**The request**:
Gather from the listing below each line that includes the word "准时提货率", and copy it.

**Records for this exercise**:
========================
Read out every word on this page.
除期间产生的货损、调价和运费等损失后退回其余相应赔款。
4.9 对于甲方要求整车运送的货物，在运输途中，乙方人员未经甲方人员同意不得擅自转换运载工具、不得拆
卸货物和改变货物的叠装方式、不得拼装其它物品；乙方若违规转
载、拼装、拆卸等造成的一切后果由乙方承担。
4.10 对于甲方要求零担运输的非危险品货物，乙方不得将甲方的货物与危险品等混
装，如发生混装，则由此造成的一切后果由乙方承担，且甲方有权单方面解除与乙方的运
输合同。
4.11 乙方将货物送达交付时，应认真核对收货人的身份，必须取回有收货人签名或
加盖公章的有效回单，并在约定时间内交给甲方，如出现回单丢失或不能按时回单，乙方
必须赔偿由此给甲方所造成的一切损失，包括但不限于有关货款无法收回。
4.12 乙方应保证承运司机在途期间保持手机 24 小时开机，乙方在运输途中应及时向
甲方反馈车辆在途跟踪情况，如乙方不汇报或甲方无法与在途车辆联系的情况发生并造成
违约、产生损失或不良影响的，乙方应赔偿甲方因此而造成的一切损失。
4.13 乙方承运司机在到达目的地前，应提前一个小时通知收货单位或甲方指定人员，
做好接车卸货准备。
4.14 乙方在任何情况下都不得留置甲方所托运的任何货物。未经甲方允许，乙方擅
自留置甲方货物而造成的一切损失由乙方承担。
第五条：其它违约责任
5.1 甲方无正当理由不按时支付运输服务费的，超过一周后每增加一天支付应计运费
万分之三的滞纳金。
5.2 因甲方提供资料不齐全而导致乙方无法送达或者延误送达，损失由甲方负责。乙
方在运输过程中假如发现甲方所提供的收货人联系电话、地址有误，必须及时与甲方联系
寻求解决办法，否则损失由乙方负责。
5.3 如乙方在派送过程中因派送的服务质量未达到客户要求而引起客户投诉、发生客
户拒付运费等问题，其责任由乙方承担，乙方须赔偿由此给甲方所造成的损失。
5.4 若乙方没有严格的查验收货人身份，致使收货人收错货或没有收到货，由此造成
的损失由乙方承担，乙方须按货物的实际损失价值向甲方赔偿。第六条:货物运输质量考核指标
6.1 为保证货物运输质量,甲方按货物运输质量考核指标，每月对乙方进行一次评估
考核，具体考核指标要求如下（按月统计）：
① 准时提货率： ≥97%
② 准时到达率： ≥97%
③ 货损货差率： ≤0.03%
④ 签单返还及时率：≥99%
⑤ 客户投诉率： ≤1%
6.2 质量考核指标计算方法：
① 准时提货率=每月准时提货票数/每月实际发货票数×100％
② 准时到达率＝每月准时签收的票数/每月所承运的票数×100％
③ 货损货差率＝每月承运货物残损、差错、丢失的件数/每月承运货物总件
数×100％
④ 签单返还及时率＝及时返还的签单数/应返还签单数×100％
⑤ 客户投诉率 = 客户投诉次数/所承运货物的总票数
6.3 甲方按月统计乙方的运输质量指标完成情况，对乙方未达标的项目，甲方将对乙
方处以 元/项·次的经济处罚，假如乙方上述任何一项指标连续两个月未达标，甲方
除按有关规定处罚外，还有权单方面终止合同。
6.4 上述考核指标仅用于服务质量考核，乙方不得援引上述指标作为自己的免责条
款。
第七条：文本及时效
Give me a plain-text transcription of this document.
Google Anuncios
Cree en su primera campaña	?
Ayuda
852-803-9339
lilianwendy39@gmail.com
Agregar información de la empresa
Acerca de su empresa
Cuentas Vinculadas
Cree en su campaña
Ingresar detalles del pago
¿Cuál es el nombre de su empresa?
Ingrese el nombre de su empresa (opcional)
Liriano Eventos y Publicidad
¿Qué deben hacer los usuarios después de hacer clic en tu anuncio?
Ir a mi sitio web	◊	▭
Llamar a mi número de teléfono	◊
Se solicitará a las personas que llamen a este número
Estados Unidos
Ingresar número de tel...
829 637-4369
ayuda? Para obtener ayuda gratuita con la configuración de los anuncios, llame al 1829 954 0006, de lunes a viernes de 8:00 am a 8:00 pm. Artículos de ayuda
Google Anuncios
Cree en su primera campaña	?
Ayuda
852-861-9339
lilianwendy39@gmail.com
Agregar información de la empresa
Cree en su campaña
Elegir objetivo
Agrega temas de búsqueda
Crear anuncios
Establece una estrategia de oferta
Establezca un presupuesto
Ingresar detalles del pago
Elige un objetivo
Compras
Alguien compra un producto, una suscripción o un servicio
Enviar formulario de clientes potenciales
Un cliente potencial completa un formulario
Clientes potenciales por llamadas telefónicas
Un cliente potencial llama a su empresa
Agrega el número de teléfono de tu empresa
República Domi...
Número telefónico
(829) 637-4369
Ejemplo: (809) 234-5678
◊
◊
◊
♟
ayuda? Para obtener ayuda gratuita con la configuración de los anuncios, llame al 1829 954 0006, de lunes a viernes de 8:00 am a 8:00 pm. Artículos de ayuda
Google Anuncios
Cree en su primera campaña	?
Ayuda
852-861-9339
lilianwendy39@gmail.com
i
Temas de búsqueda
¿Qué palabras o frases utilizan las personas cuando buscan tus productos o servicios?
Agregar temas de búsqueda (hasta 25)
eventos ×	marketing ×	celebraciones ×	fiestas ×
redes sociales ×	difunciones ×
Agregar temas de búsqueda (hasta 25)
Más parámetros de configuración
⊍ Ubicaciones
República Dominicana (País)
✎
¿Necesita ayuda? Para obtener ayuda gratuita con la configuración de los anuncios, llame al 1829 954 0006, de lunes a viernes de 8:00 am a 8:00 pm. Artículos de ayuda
========================
**Response to this exercise**:
① 准时提货率： ≥97%
① 准时提货率=每月准时提货票数/每月实际发货票数×100％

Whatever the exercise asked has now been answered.